ENTRIES >>
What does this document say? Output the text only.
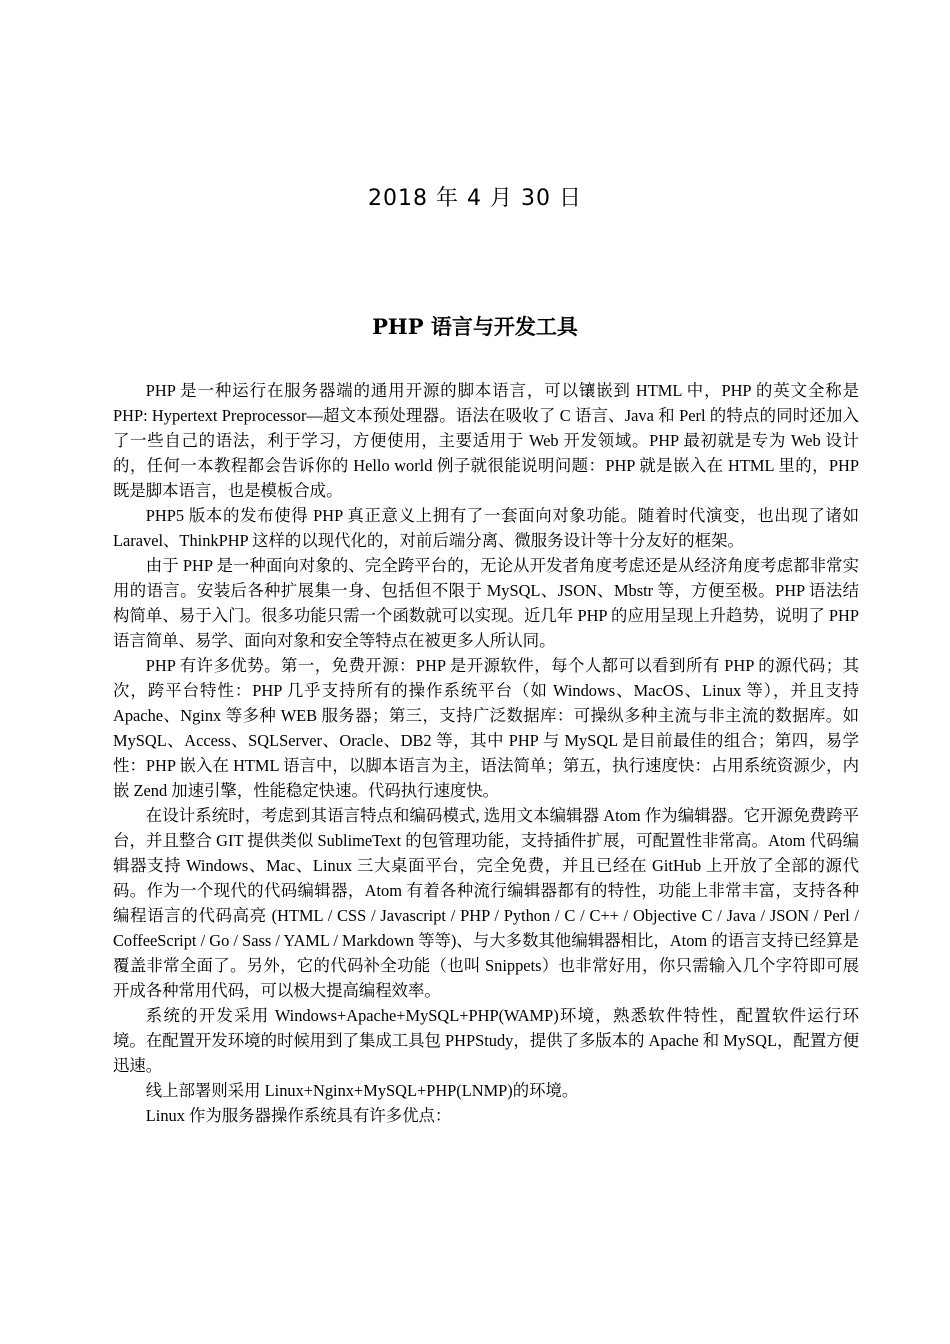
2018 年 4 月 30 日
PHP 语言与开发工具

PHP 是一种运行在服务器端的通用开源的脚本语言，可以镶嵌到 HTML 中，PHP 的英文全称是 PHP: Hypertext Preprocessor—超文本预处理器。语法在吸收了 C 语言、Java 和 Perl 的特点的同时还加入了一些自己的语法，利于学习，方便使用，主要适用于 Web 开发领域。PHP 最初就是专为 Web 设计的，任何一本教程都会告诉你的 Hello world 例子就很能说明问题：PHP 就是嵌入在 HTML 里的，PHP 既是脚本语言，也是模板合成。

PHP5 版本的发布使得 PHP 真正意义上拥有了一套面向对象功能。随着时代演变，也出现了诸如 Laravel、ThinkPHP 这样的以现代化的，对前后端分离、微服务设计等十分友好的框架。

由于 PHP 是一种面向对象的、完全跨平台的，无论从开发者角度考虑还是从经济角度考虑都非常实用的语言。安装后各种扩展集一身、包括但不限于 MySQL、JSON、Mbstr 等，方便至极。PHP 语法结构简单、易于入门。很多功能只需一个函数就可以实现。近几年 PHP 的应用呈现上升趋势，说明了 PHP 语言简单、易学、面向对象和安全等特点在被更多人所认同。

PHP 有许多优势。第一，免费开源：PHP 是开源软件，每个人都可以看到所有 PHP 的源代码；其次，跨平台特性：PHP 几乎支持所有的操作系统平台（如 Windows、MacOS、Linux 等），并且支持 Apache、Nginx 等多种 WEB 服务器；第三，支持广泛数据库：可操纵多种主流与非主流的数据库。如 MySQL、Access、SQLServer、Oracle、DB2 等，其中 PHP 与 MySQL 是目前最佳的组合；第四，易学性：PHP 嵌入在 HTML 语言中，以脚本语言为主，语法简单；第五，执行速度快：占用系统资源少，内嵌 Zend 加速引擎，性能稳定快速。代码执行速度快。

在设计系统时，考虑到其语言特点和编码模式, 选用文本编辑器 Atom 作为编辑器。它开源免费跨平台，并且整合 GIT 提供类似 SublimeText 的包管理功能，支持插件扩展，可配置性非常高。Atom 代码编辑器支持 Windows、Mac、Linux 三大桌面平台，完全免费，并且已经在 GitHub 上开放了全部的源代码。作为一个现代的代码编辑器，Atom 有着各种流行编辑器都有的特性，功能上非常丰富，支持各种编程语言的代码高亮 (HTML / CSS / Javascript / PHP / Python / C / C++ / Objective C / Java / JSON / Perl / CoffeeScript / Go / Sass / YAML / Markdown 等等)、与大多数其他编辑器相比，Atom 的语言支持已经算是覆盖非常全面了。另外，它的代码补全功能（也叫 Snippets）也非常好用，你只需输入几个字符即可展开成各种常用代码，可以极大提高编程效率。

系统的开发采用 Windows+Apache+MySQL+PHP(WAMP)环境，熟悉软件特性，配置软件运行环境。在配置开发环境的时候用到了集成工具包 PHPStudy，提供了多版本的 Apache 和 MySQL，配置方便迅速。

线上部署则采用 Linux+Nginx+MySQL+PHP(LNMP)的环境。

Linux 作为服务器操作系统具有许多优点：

SET EXERCISE >> Give back all entries exactly. No pictures belong in the copy.

TASK RESULT >>
What does this document say? Output the text only.
2018 年 4 月 30 日
PHP 语言与开发工具

PHP 是一种运行在服务器端的通用开源的脚本语言，可以镶嵌到 HTML 中，PHP 的英文全称是 PHP: Hypertext Preprocessor—超文本预处理器。语法在吸收了 C 语言、Java 和 Perl 的特点的同时还加入了一些自己的语法，利于学习，方便使用，主要适用于 Web 开发领域。PHP 最初就是专为 Web 设计的，任何一本教程都会告诉你的 Hello world 例子就很能说明问题：PHP 就是嵌入在 HTML 里的，PHP 既是脚本语言，也是模板合成。

PHP5 版本的发布使得 PHP 真正意义上拥有了一套面向对象功能。随着时代演变，也出现了诸如 Laravel、ThinkPHP 这样的以现代化的，对前后端分离、微服务设计等十分友好的框架。

由于 PHP 是一种面向对象的、完全跨平台的，无论从开发者角度考虑还是从经济角度考虑都非常实用的语言。安装后各种扩展集一身、包括但不限于 MySQL、JSON、Mbstr 等，方便至极。PHP 语法结构简单、易于入门。很多功能只需一个函数就可以实现。近几年 PHP 的应用呈现上升趋势，说明了 PHP 语言简单、易学、面向对象和安全等特点在被更多人所认同。

PHP 有许多优势。第一，免费开源：PHP 是开源软件，每个人都可以看到所有 PHP 的源代码；其次，跨平台特性：PHP 几乎支持所有的操作系统平台（如 Windows、MacOS、Linux 等），并且支持 Apache、Nginx 等多种 WEB 服务器；第三，支持广泛数据库：可操纵多种主流与非主流的数据库。如 MySQL、Access、SQLServer、Oracle、DB2 等，其中 PHP 与 MySQL 是目前最佳的组合；第四，易学性：PHP 嵌入在 HTML 语言中，以脚本语言为主，语法简单；第五，执行速度快：占用系统资源少，内嵌 Zend 加速引擎，性能稳定快速。代码执行速度快。

在设计系统时，考虑到其语言特点和编码模式, 选用文本编辑器 Atom 作为编辑器。它开源免费跨平台，并且整合 GIT 提供类似 SublimeText 的包管理功能，支持插件扩展，可配置性非常高。Atom 代码编辑器支持 Windows、Mac、Linux 三大桌面平台，完全免费，并且已经在 GitHub 上开放了全部的源代码。作为一个现代的代码编辑器，Atom 有着各种流行编辑器都有的特性，功能上非常丰富，支持各种编程语言的代码高亮 (HTML / CSS / Javascript / PHP / Python / C / C++ / Objective C / Java / JSON / Perl / CoffeeScript / Go / Sass / YAML / Markdown 等等)、与大多数其他编辑器相比，Atom 的语言支持已经算是覆盖非常全面了。另外，它的代码补全功能（也叫 Snippets）也非常好用，你只需输入几个字符即可展开成各种常用代码，可以极大提高编程效率。

系统的开发采用 Windows+Apache+MySQL+PHP(WAMP)环境，熟悉软件特性，配置软件运行环境。在配置开发环境的时候用到了集成工具包 PHPStudy，提供了多版本的 Apache 和 MySQL，配置方便迅速。

线上部署则采用 Linux+Nginx+MySQL+PHP(LNMP)的环境。

Linux 作为服务器操作系统具有许多优点：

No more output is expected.